-- Start Records --
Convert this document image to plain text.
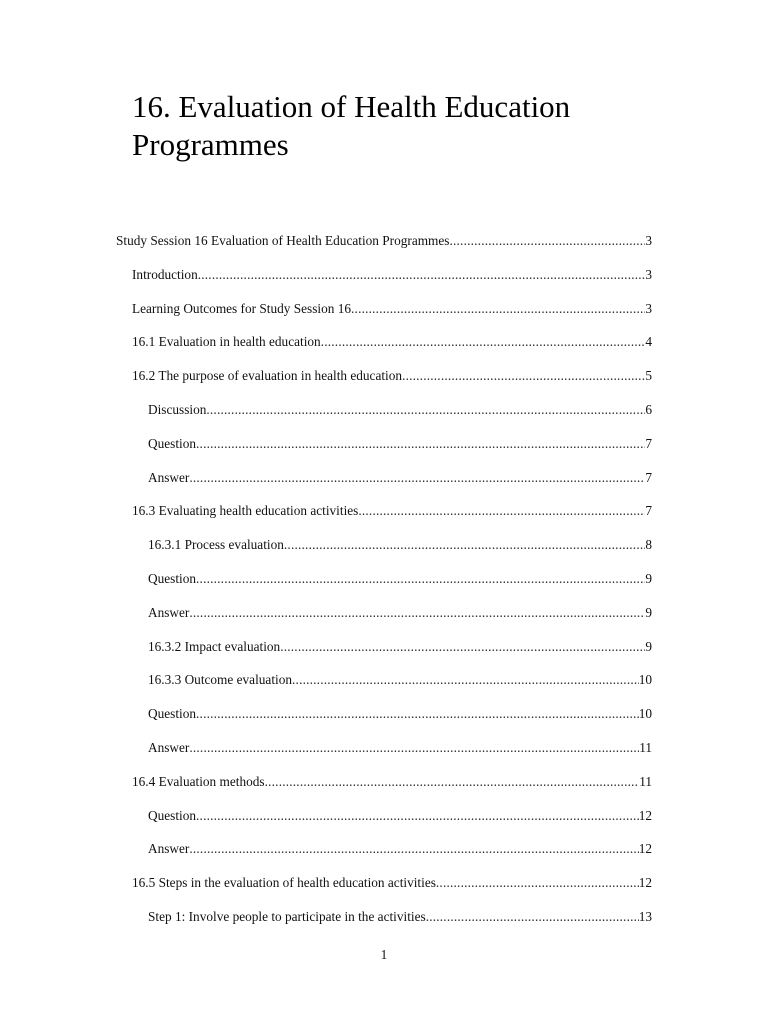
16. Evaluation of Health Education Programmes
Study Session 16 Evaluation of Health Education Programmes .....	3
Introduction .....	3
Learning Outcomes for Study Session 16 .....	3
16.1 Evaluation in health education .....	4
16.2 The purpose of evaluation in health education .....	5
Discussion .....	6
Question .....	7
Answer .....	7
16.3 Evaluating health education activities .....	7
16.3.1 Process evaluation .....	8
Question .....	9
Answer .....	9
16.3.2 Impact evaluation .....	9
16.3.3 Outcome evaluation .....	10
Question .....	10
Answer .....	11
16.4 Evaluation methods .....	11
Question .....	12
Answer .....	12
16.5 Steps in the evaluation of health education activities .....	12
Step 1: Involve people to participate in the activities .....	13
1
-- End Records --
Retype each record exactly as it stands, but do not include the pictures.

The solution:
Convert this document image to plain text.
16. Evaluation of Health Education Programmes
Study Session 16 Evaluation of Health Education Programmes .....	3
Introduction .....	3
Learning Outcomes for Study Session 16 .....	3
16.1 Evaluation in health education .....	4
16.2 The purpose of evaluation in health education .....	5
Discussion .....	6
Question .....	7
Answer .....	7
16.3 Evaluating health education activities .....	7
16.3.1 Process evaluation .....	8
Question .....	9
Answer .....	9
16.3.2 Impact evaluation .....	9
16.3.3 Outcome evaluation .....	10
Question .....	10
Answer .....	11
16.4 Evaluation methods .....	11
Question .....	12
Answer .....	12
16.5 Steps in the evaluation of health education activities .....	12
Step 1: Involve people to participate in the activities .....	13
1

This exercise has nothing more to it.